Brief: Go through the material and write it all out exactly, minus the pictures.

Rows:
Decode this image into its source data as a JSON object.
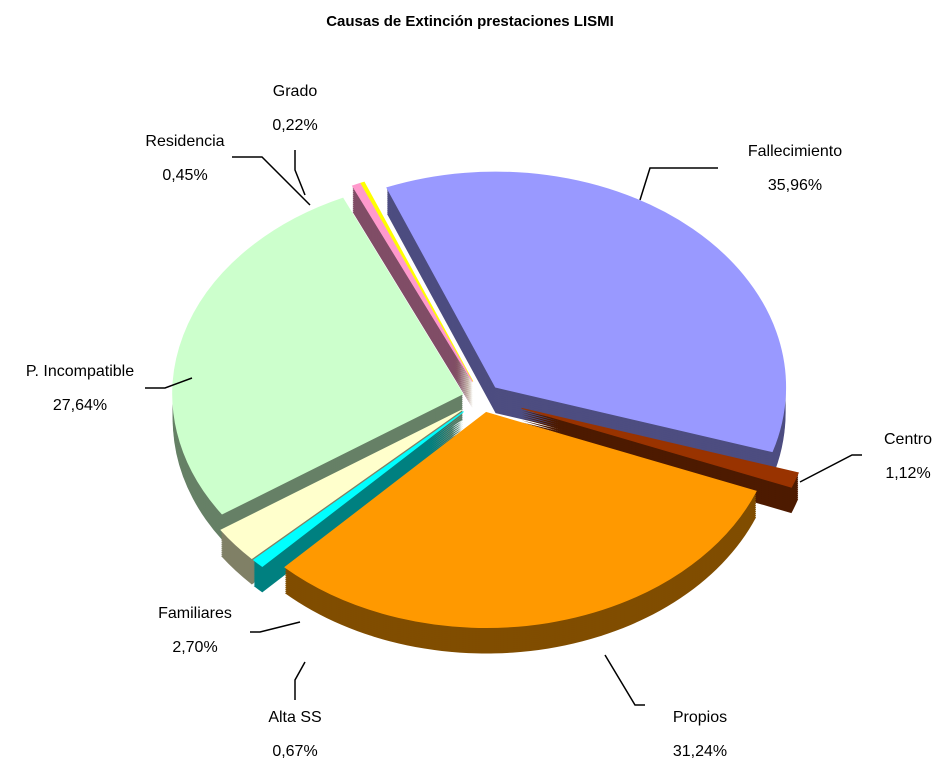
{
  "chart_data": {
    "type": "pie3d",
    "title": "Causas de Extinción prestaciones LISMI",
    "categories": [
      "Fallecimiento",
      "Centro",
      "Propios",
      "Alta SS",
      "Familiares",
      "P. Incompatible",
      "Residencia",
      "Grado"
    ],
    "values": [
      35.96,
      1.12,
      31.24,
      0.67,
      2.7,
      27.64,
      0.45,
      0.22
    ],
    "value_labels": [
      "35,96%",
      "1,12%",
      "31,24%",
      "0,67%",
      "2,70%",
      "27,64%",
      "0,45%",
      "0,22%"
    ],
    "colors": [
      "#9999ff",
      "#993300",
      "#ff9900",
      "#00ffff",
      "#ffffcc",
      "#ccffcc",
      "#ff99cc",
      "#ffff00"
    ]
  }
}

Result of this exercise:
Decode this image into its source data as a JSON object.
{
  "chart_data": {
    "type": "pie3d",
    "title": "Causas de Extinción prestaciones LISMI",
    "categories": [
      "Fallecimiento",
      "Centro",
      "Propios",
      "Alta SS",
      "Familiares",
      "P. Incompatible",
      "Residencia",
      "Grado"
    ],
    "values": [
      35.96,
      1.12,
      31.24,
      0.67,
      2.7,
      27.64,
      0.45,
      0.22
    ],
    "value_labels": [
      "35,96%",
      "1,12%",
      "31,24%",
      "0,67%",
      "2,70%",
      "27,64%",
      "0,45%",
      "0,22%"
    ],
    "colors": [
      "#9999ff",
      "#993300",
      "#ff9900",
      "#00ffff",
      "#ffffcc",
      "#ccffcc",
      "#ff99cc",
      "#ffff00"
    ]
  }
}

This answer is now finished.